TASK DIRECTIONS
Below are records; count the lines that contain "Diplomat" and give only the total.

— start RECORD EXCERPTS —

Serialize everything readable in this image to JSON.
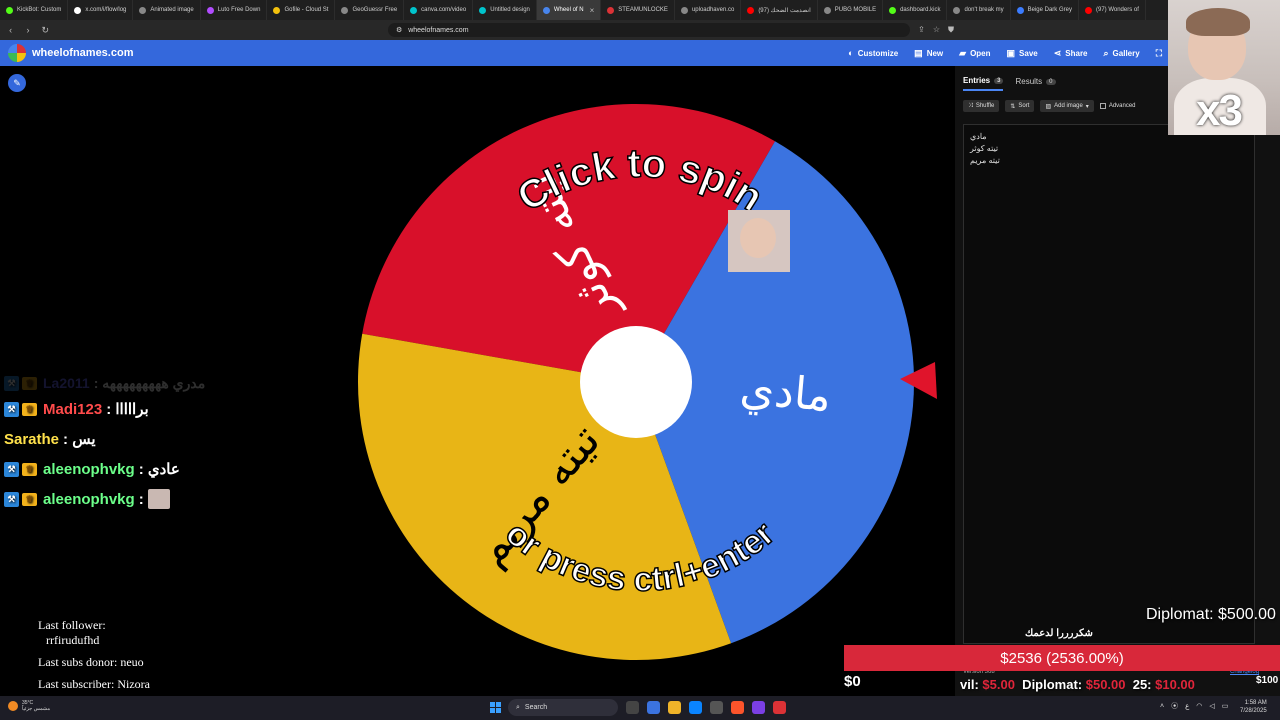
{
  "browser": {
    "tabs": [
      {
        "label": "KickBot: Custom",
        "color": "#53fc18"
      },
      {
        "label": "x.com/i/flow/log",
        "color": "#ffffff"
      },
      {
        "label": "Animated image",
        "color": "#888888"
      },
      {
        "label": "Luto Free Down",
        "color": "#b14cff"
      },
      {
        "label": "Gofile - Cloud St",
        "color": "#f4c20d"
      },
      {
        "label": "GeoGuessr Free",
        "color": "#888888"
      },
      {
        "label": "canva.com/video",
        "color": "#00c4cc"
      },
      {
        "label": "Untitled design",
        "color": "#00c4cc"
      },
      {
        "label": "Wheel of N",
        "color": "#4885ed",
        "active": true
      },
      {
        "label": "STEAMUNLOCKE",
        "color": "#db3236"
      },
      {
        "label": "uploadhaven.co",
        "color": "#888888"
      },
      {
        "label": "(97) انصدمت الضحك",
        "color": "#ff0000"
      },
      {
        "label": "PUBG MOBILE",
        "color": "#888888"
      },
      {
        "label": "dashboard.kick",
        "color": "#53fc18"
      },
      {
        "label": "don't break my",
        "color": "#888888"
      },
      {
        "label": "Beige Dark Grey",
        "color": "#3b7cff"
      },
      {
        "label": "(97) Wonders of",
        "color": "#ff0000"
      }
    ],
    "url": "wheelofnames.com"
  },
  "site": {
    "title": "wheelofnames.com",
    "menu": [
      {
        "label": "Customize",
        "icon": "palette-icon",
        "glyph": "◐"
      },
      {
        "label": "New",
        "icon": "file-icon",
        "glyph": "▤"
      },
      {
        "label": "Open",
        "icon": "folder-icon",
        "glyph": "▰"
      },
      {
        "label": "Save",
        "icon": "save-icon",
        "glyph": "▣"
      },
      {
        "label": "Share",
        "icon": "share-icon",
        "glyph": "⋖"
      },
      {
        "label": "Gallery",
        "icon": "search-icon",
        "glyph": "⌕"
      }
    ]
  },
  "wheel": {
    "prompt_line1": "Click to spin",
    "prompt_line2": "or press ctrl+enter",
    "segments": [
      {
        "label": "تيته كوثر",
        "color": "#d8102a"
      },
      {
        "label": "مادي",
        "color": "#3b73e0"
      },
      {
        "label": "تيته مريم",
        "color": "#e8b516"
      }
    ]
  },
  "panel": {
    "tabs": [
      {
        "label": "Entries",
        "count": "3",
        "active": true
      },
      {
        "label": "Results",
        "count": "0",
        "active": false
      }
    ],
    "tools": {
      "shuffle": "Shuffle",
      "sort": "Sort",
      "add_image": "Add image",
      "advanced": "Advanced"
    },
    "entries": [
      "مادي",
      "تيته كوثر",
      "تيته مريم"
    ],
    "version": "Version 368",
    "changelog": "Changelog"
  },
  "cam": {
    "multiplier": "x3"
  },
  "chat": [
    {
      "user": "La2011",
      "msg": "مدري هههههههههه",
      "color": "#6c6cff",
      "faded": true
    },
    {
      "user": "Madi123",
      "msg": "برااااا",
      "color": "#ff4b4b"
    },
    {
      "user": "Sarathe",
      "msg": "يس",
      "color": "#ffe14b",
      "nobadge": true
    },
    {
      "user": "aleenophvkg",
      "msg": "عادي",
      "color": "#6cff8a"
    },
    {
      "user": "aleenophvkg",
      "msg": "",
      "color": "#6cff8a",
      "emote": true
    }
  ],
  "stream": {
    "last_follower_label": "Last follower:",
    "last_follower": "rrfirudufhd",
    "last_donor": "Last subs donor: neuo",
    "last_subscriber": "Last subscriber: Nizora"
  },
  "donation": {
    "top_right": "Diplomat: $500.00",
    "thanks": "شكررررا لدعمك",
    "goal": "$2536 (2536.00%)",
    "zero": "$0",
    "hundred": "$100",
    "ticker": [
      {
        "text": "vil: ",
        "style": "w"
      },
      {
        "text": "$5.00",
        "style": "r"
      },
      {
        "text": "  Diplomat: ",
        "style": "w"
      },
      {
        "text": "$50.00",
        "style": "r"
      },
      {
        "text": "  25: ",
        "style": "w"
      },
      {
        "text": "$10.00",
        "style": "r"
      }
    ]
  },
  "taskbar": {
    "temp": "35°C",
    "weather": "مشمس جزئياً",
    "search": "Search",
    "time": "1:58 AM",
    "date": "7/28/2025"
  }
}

— end RECORD EXCERPTS —

THE RESULT
2